[Begin Document text]

Project Description:
Our client is a Fortune 500 market leader in insurance and financial services. We are assembling a global SRE team to provide 24/7, round-the-clock system reliability coverage for the client’s application and data infrastructure hosted on Microsoft Azure.
Experience 8+ years
Key Skills: Couchbase, Azure, Kubernetes, Terraform, Ansible, GitHub, Bitbucket and Python
Responsibilities:
• Provide Level 2.5/3 support to monitor applications.
• Troubleshoot production incidents in real-time and proactively identify system anomalies.
• Lead root cause investigations, work with Application/Microsoft, and put closure to the observed issues in applications.
• Monitor database and take care of disk persistence, data replication, live cluster reconfiguration, rebalancing, and multitenancy with data partitioning.
• Work with senior engineering and testing team members to build tools and testing strategies for problem prevention, detection, and chaos testing.
• Manage the applications deployed in Kubernetes environments and take care of scalability, replication, modularity, and other benefits offered.
• Monitor the application performance and make sure that needed security standards are implemented and there is no breach of set standards.
• Design, develop, ship, and motivate the creation of software and systems to increase product reliability and organizational efficiency.
• Guide reliability practices through the entire software development lifecycle through activities like architecture reviews, code reviews, creating platforms and frameworks, capacity planning.

[End Document text]
[Begin Data section]

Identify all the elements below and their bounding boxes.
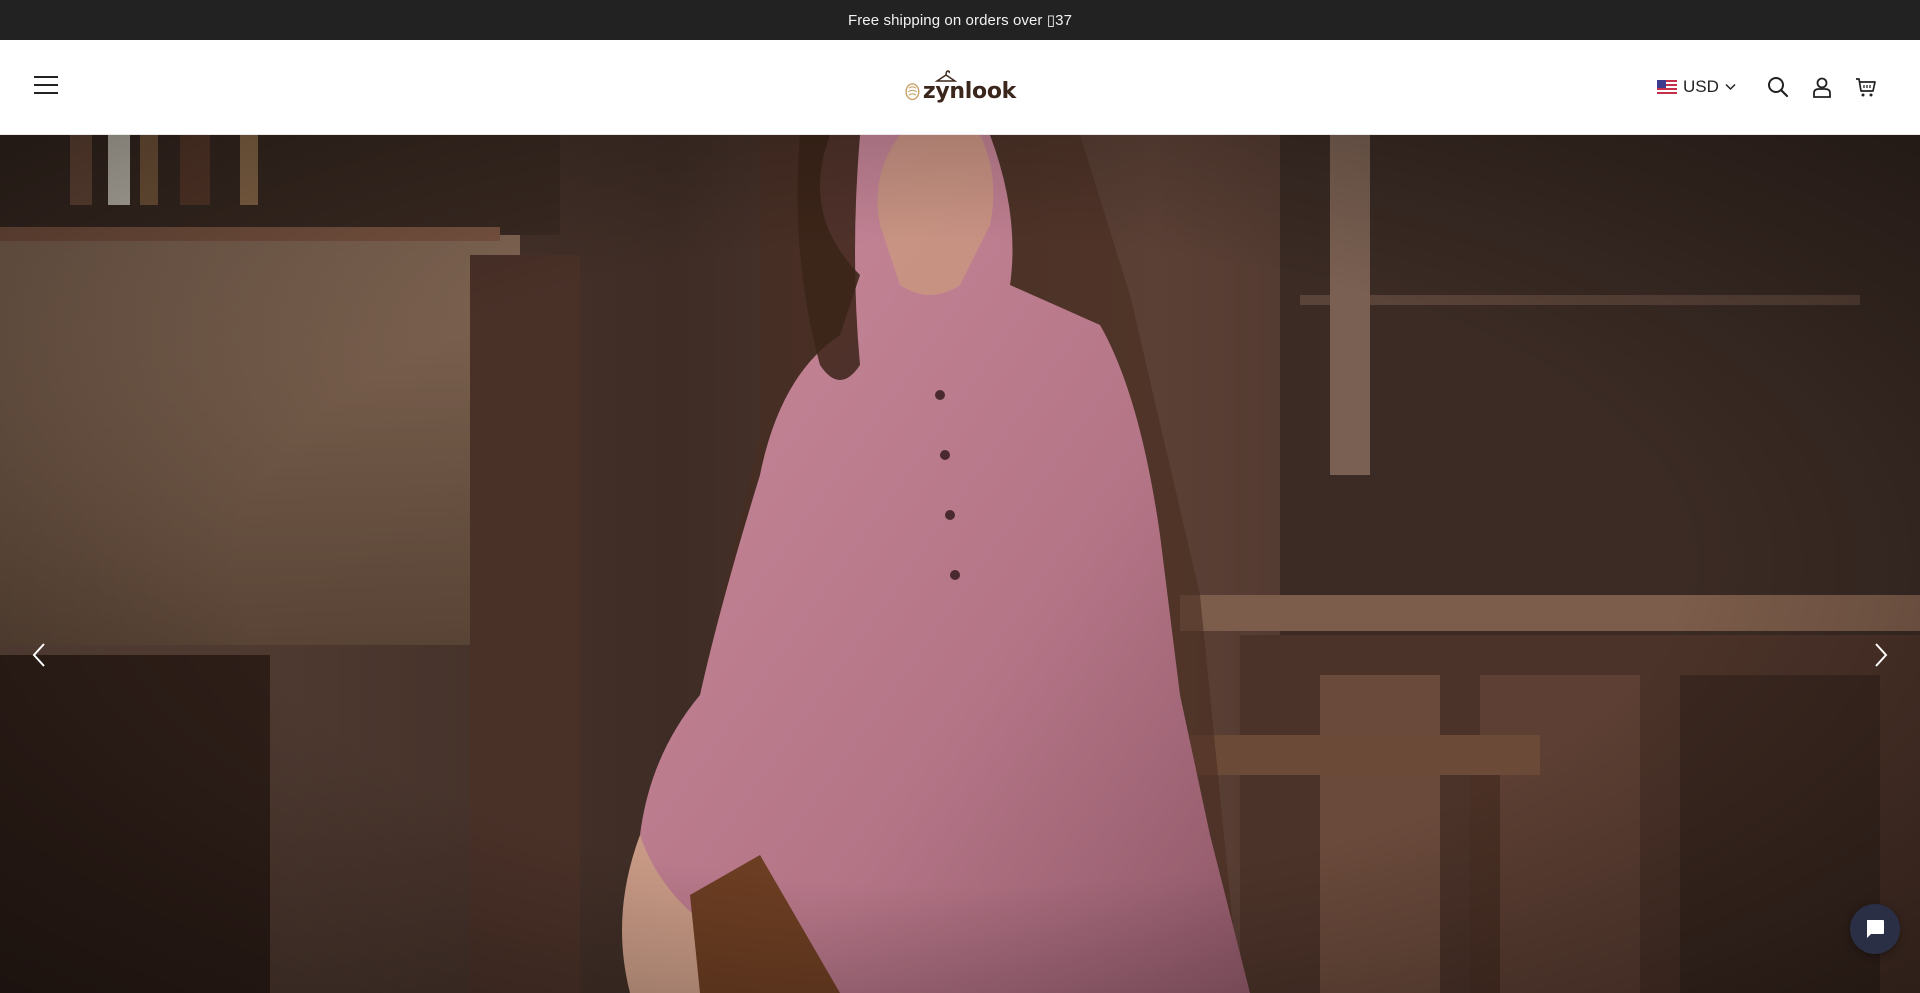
chevron-down-icon [1725,83,1736,91]
menu-icon[interactable] [34,76,60,96]
announcement-bar: Free shipping on orders over ▯37 [0,0,1920,40]
logo-emblem-icon [905,83,920,101]
hero-slider [0,135,1920,993]
chat-icon[interactable] [1850,904,1900,954]
logo-text: zynlook [922,78,1016,104]
us-flag-icon [1657,80,1677,94]
currency-code: USD [1683,77,1719,96]
logo[interactable]: zynlook [904,68,1016,108]
currency-selector[interactable]: USD [1657,77,1736,97]
account-icon[interactable] [1809,74,1835,100]
cart-icon[interactable] [1853,74,1879,100]
hero-image [0,135,1920,993]
announcement-text: Free shipping on orders over ▯37 [847,12,1073,29]
hanger-icon [935,70,957,82]
chevron-left-icon[interactable] [24,635,54,675]
chevron-right-icon[interactable] [1866,635,1896,675]
site-header: zynlook USD [0,40,1920,135]
search-icon[interactable] [1765,74,1791,100]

[End Data section]

_Short task A_:
Rewrite the paragraph of the job posting that begins "Our client is a Fortune 500" in a shorter form, keeping its main facts.
_Short task B_:
Answer these questions from the job posting above:
(i) How many years of experience does the role require?
(ii) What level of support is the role expected to provide for monitoring applications?
(iii) In which kind of environment are the managed applications deployed?
_Short task C_:
Continue the job posting from its last bullet point.

_Exercise output A_:
The client, a Fortune 500 leader in insurance and financial services, is building a global SRE team to provide 24/7 reliability coverage for its application and data infrastructure on Microsoft Azure.

_Exercise output B_:
(i) 8+ years.
(ii) Level 2.5/3 support.
(iii) Kubernetes environments.

_Exercise output C_:
• Improve service reliability through blameless post-incident reviews and using code to prevent or respond to problem recurrence.
• Recognize automation opportunities.
• Work on a rotation basis and be able to support on weekend during assigned schedule.
• Plug into the software release cycle. Work closely with developers to ensure software releases are well designed, planned, implemented, released, and monitored.
Must have:
• Hands-on Experience with Couchbase (Nosql Database)
• Couchbase Installation and Cluster Setup in a production environment.
• Couchbase Administration.
• Couchbase Database Backup and Recovery.
• Couchbase Index creation, Management, Tuning.
• Couchbase Architecture and concepts.
• Security in Couchbase/Security patch applying.
• Troubleshoot a Couchbase cluster for common configuration issues.
• Managing Cross Datacenter Replication (XDCR).
• Performance Monitoring.
• Couchbase architecture design ownership suggesting best practices.
Tools:
• Good to have hands-on experience on Terraform, Ansible, Azure, Github, Bitbucket and Python.
We Offer:
• Possibility to influence the development of the project.
• Friendly professional staff and warm atmosphere.
• Help with development via mentoring and coaching.
• The environment where you can implement your ideas.
• Plans for growth and the performance review (every 6 months).
• Flexible schedule and opportunities to working remotely (8 hours workday).
• Paid vacation and sick leaves.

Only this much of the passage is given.